▶ **What you should do**
Reproduce the material word for word; the images stay out.

▶ **Listed records**
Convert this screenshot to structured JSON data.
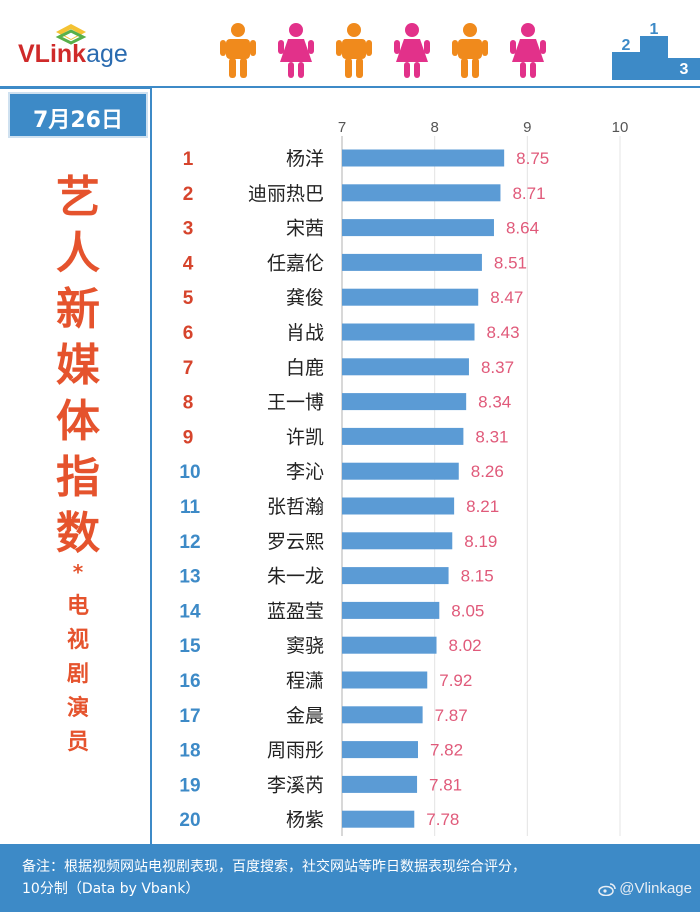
{
  "brand": {
    "logo_text_v": "VL",
    "logo_text_link": "ink",
    "logo_text_age": "age"
  },
  "date": "7月26日",
  "side_title": {
    "main": [
      "艺",
      "人",
      "新",
      "媒",
      "体",
      "指",
      "数"
    ],
    "star": "*",
    "sub": [
      "电",
      "视",
      "剧",
      "演",
      "员"
    ]
  },
  "footer": {
    "note_line1": "备注：根据视频网站电视剧表现，百度搜索，社交网站等昨日数据表现综合评分，",
    "note_line2": "10分制（Data by Vbank）",
    "watermark": "@Vlinkage"
  },
  "colors": {
    "bar": "#5b9bd5",
    "value": "#e05a7a",
    "rank": "#d6442c",
    "accent": "#3d8ac7",
    "title": "#e5532d"
  },
  "icons": [
    "vlinkage-logo-icon",
    "male-person-icon",
    "female-person-icon",
    "podium-icon",
    "weibo-icon"
  ],
  "chart_data": {
    "type": "bar",
    "orientation": "horizontal",
    "xlim": [
      7,
      10
    ],
    "xticks": [
      "7",
      "8",
      "9",
      "10"
    ],
    "ranks": [
      "1",
      "2",
      "3",
      "4",
      "5",
      "6",
      "7",
      "8",
      "9",
      "10",
      "11",
      "12",
      "13",
      "14",
      "15",
      "16",
      "17",
      "18",
      "19",
      "20"
    ],
    "categories": [
      "杨洋",
      "迪丽热巴",
      "宋茜",
      "任嘉伦",
      "龚俊",
      "肖战",
      "白鹿",
      "王一博",
      "许凯",
      "李沁",
      "张哲瀚",
      "罗云熙",
      "朱一龙",
      "蓝盈莹",
      "窦骁",
      "程潇",
      "金晨",
      "周雨彤",
      "李溪芮",
      "杨紫"
    ],
    "values": [
      8.75,
      8.71,
      8.64,
      8.51,
      8.47,
      8.43,
      8.37,
      8.34,
      8.31,
      8.26,
      8.21,
      8.19,
      8.15,
      8.05,
      8.02,
      7.92,
      7.87,
      7.82,
      7.81,
      7.78
    ],
    "value_labels": [
      "8.75",
      "8.71",
      "8.64",
      "8.51",
      "8.47",
      "8.43",
      "8.37",
      "8.34",
      "8.31",
      "8.26",
      "8.21",
      "8.19",
      "8.15",
      "8.05",
      "8.02",
      "7.92",
      "7.87",
      "7.82",
      "7.81",
      "7.78"
    ],
    "grid": true,
    "legend": false
  }
}
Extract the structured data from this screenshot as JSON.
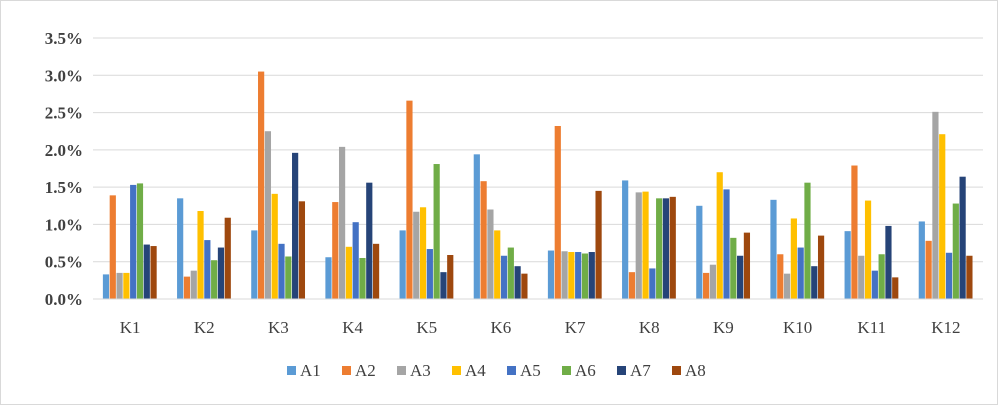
{
  "chart_data": {
    "type": "bar",
    "title": "",
    "xlabel": "",
    "ylabel": "",
    "ylim": [
      0,
      0.035
    ],
    "y_ticks": [
      "0.0%",
      "0.5%",
      "1.0%",
      "1.5%",
      "2.0%",
      "2.5%",
      "3.0%",
      "3.5%"
    ],
    "grid": true,
    "legend_position": "bottom",
    "categories": [
      "K1",
      "K2",
      "K3",
      "K4",
      "K5",
      "K6",
      "K7",
      "K8",
      "K9",
      "K10",
      "K11",
      "K12"
    ],
    "series": [
      {
        "name": "A1",
        "color": "#5B9BD5",
        "values": [
          0.0033,
          0.0135,
          0.0092,
          0.0056,
          0.0092,
          0.0194,
          0.0065,
          0.0159,
          0.0125,
          0.0133,
          0.0091,
          0.0104
        ]
      },
      {
        "name": "A2",
        "color": "#ED7D31",
        "values": [
          0.0139,
          0.003,
          0.0305,
          0.013,
          0.0266,
          0.0158,
          0.0232,
          0.0036,
          0.0035,
          0.006,
          0.0179,
          0.0078
        ]
      },
      {
        "name": "A3",
        "color": "#A5A5A5",
        "values": [
          0.0035,
          0.0038,
          0.0225,
          0.0204,
          0.0117,
          0.012,
          0.0064,
          0.0143,
          0.0046,
          0.0034,
          0.0058,
          0.0251
        ]
      },
      {
        "name": "A4",
        "color": "#FFC000",
        "values": [
          0.0035,
          0.0118,
          0.0141,
          0.007,
          0.0123,
          0.0092,
          0.0063,
          0.0144,
          0.017,
          0.0108,
          0.0132,
          0.0221
        ]
      },
      {
        "name": "A5",
        "color": "#4472C4",
        "values": [
          0.0153,
          0.0079,
          0.0074,
          0.0103,
          0.0067,
          0.0058,
          0.0063,
          0.0041,
          0.0147,
          0.0069,
          0.0038,
          0.0062
        ]
      },
      {
        "name": "A6",
        "color": "#70AD47",
        "values": [
          0.0155,
          0.0052,
          0.0057,
          0.0055,
          0.0181,
          0.0069,
          0.0061,
          0.0135,
          0.0082,
          0.0156,
          0.006,
          0.0128
        ]
      },
      {
        "name": "A7",
        "color": "#264478",
        "values": [
          0.0073,
          0.0069,
          0.0196,
          0.0156,
          0.0036,
          0.0044,
          0.0063,
          0.0135,
          0.0058,
          0.0044,
          0.0098,
          0.0164
        ]
      },
      {
        "name": "A8",
        "color": "#9E480E",
        "values": [
          0.0071,
          0.0109,
          0.0131,
          0.0074,
          0.0059,
          0.0034,
          0.0145,
          0.0137,
          0.0089,
          0.0085,
          0.0029,
          0.0058
        ]
      }
    ]
  }
}
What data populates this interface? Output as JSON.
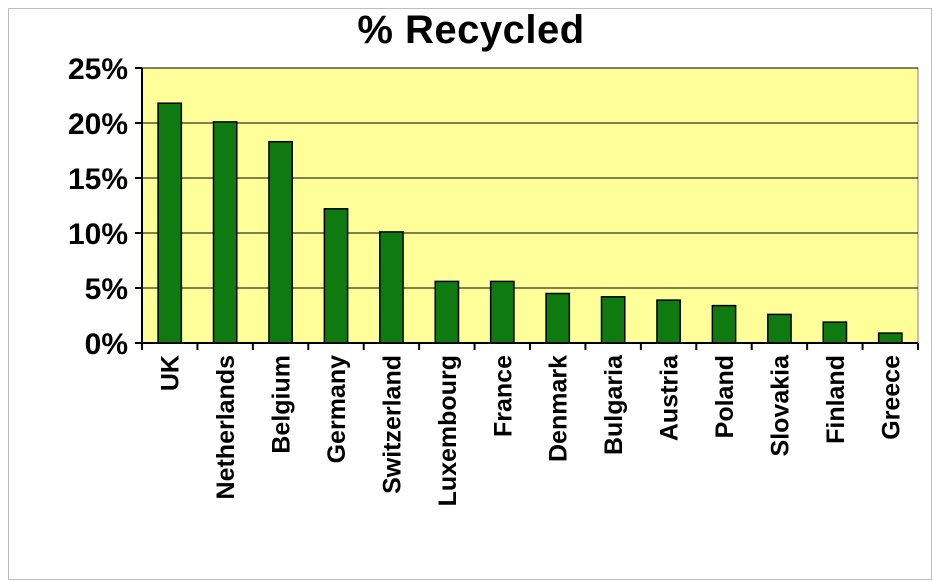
{
  "chart_data": {
    "type": "bar",
    "title": "% Recycled",
    "xlabel": "",
    "ylabel": "",
    "categories": [
      "UK",
      "Netherlands",
      "Belgium",
      "Germany",
      "Switzerland",
      "Luxembourg",
      "France",
      "Denmark",
      "Bulgaria",
      "Austria",
      "Poland",
      "Slovakia",
      "Finland",
      "Greece"
    ],
    "values": [
      21.8,
      20.1,
      18.3,
      12.2,
      10.1,
      5.6,
      5.6,
      4.5,
      4.2,
      3.9,
      3.4,
      2.6,
      1.9,
      0.9
    ],
    "ylim": [
      0,
      25
    ],
    "yticks": [
      "0%",
      "5%",
      "10%",
      "15%",
      "20%",
      "25%"
    ],
    "ytick_values": [
      0,
      5,
      10,
      15,
      20,
      25
    ],
    "grid": true,
    "colors": {
      "bar": "#0f7a0f",
      "bar_stroke": "#000000",
      "plot_background": "#ffff99",
      "grid": "#000000"
    }
  }
}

▶ **Answer to the task**
Convert this screenshot to structured JSON data.
{
  "brand": {
    "logo_text_v": "VL",
    "logo_text_link": "ink",
    "logo_text_age": "age"
  },
  "date": "7月26日",
  "side_title": {
    "main": [
      "艺",
      "人",
      "新",
      "媒",
      "体",
      "指",
      "数"
    ],
    "star": "*",
    "sub": [
      "电",
      "视",
      "剧",
      "演",
      "员"
    ]
  },
  "footer": {
    "note_line1": "备注：根据视频网站电视剧表现，百度搜索，社交网站等昨日数据表现综合评分，",
    "note_line2": "10分制（Data by Vbank）",
    "watermark": "@Vlinkage"
  },
  "colors": {
    "bar": "#5b9bd5",
    "value": "#e05a7a",
    "rank": "#d6442c",
    "accent": "#3d8ac7",
    "title": "#e5532d"
  },
  "icons": [
    "vlinkage-logo-icon",
    "male-person-icon",
    "female-person-icon",
    "podium-icon",
    "weibo-icon"
  ],
  "chart_data": {
    "type": "bar",
    "orientation": "horizontal",
    "xlim": [
      7,
      10
    ],
    "xticks": [
      "7",
      "8",
      "9",
      "10"
    ],
    "ranks": [
      "1",
      "2",
      "3",
      "4",
      "5",
      "6",
      "7",
      "8",
      "9",
      "10",
      "11",
      "12",
      "13",
      "14",
      "15",
      "16",
      "17",
      "18",
      "19",
      "20"
    ],
    "categories": [
      "杨洋",
      "迪丽热巴",
      "宋茜",
      "任嘉伦",
      "龚俊",
      "肖战",
      "白鹿",
      "王一博",
      "许凯",
      "李沁",
      "张哲瀚",
      "罗云熙",
      "朱一龙",
      "蓝盈莹",
      "窦骁",
      "程潇",
      "金晨",
      "周雨彤",
      "李溪芮",
      "杨紫"
    ],
    "values": [
      8.75,
      8.71,
      8.64,
      8.51,
      8.47,
      8.43,
      8.37,
      8.34,
      8.31,
      8.26,
      8.21,
      8.19,
      8.15,
      8.05,
      8.02,
      7.92,
      7.87,
      7.82,
      7.81,
      7.78
    ],
    "value_labels": [
      "8.75",
      "8.71",
      "8.64",
      "8.51",
      "8.47",
      "8.43",
      "8.37",
      "8.34",
      "8.31",
      "8.26",
      "8.21",
      "8.19",
      "8.15",
      "8.05",
      "8.02",
      "7.92",
      "7.87",
      "7.82",
      "7.81",
      "7.78"
    ],
    "grid": true,
    "legend": false
  }
}
Extract the structured data from this screenshot as JSON.
{
  "chart_data": {
    "type": "bar",
    "title": "",
    "xlabel": "",
    "ylabel": "",
    "ylim": [
      0,
      0.035
    ],
    "y_ticks": [
      "0.0%",
      "0.5%",
      "1.0%",
      "1.5%",
      "2.0%",
      "2.5%",
      "3.0%",
      "3.5%"
    ],
    "grid": true,
    "legend_position": "bottom",
    "categories": [
      "K1",
      "K2",
      "K3",
      "K4",
      "K5",
      "K6",
      "K7",
      "K8",
      "K9",
      "K10",
      "K11",
      "K12"
    ],
    "series": [
      {
        "name": "A1",
        "color": "#5B9BD5",
        "values": [
          0.0033,
          0.0135,
          0.0092,
          0.0056,
          0.0092,
          0.0194,
          0.0065,
          0.0159,
          0.0125,
          0.0133,
          0.0091,
          0.0104
        ]
      },
      {
        "name": "A2",
        "color": "#ED7D31",
        "values": [
          0.0139,
          0.003,
          0.0305,
          0.013,
          0.0266,
          0.0158,
          0.0232,
          0.0036,
          0.0035,
          0.006,
          0.0179,
          0.0078
        ]
      },
      {
        "name": "A3",
        "color": "#A5A5A5",
        "values": [
          0.0035,
          0.0038,
          0.0225,
          0.0204,
          0.0117,
          0.012,
          0.0064,
          0.0143,
          0.0046,
          0.0034,
          0.0058,
          0.0251
        ]
      },
      {
        "name": "A4",
        "color": "#FFC000",
        "values": [
          0.0035,
          0.0118,
          0.0141,
          0.007,
          0.0123,
          0.0092,
          0.0063,
          0.0144,
          0.017,
          0.0108,
          0.0132,
          0.0221
        ]
      },
      {
        "name": "A5",
        "color": "#4472C4",
        "values": [
          0.0153,
          0.0079,
          0.0074,
          0.0103,
          0.0067,
          0.0058,
          0.0063,
          0.0041,
          0.0147,
          0.0069,
          0.0038,
          0.0062
        ]
      },
      {
        "name": "A6",
        "color": "#70AD47",
        "values": [
          0.0155,
          0.0052,
          0.0057,
          0.0055,
          0.0181,
          0.0069,
          0.0061,
          0.0135,
          0.0082,
          0.0156,
          0.006,
          0.0128
        ]
      },
      {
        "name": "A7",
        "color": "#264478",
        "values": [
          0.0073,
          0.0069,
          0.0196,
          0.0156,
          0.0036,
          0.0044,
          0.0063,
          0.0135,
          0.0058,
          0.0044,
          0.0098,
          0.0164
        ]
      },
      {
        "name": "A8",
        "color": "#9E480E",
        "values": [
          0.0071,
          0.0109,
          0.0131,
          0.0074,
          0.0059,
          0.0034,
          0.0145,
          0.0137,
          0.0089,
          0.0085,
          0.0029,
          0.0058
        ]
      }
    ]
  }
}
What data populates this interface? Output as JSON.
{
  "chart_data": {
    "type": "bar",
    "title": "% Recycled",
    "xlabel": "",
    "ylabel": "",
    "categories": [
      "UK",
      "Netherlands",
      "Belgium",
      "Germany",
      "Switzerland",
      "Luxembourg",
      "France",
      "Denmark",
      "Bulgaria",
      "Austria",
      "Poland",
      "Slovakia",
      "Finland",
      "Greece"
    ],
    "values": [
      21.8,
      20.1,
      18.3,
      12.2,
      10.1,
      5.6,
      5.6,
      4.5,
      4.2,
      3.9,
      3.4,
      2.6,
      1.9,
      0.9
    ],
    "ylim": [
      0,
      25
    ],
    "yticks": [
      "0%",
      "5%",
      "10%",
      "15%",
      "20%",
      "25%"
    ],
    "ytick_values": [
      0,
      5,
      10,
      15,
      20,
      25
    ],
    "grid": true,
    "colors": {
      "bar": "#0f7a0f",
      "bar_stroke": "#000000",
      "plot_background": "#ffff99",
      "grid": "#000000"
    }
  }
}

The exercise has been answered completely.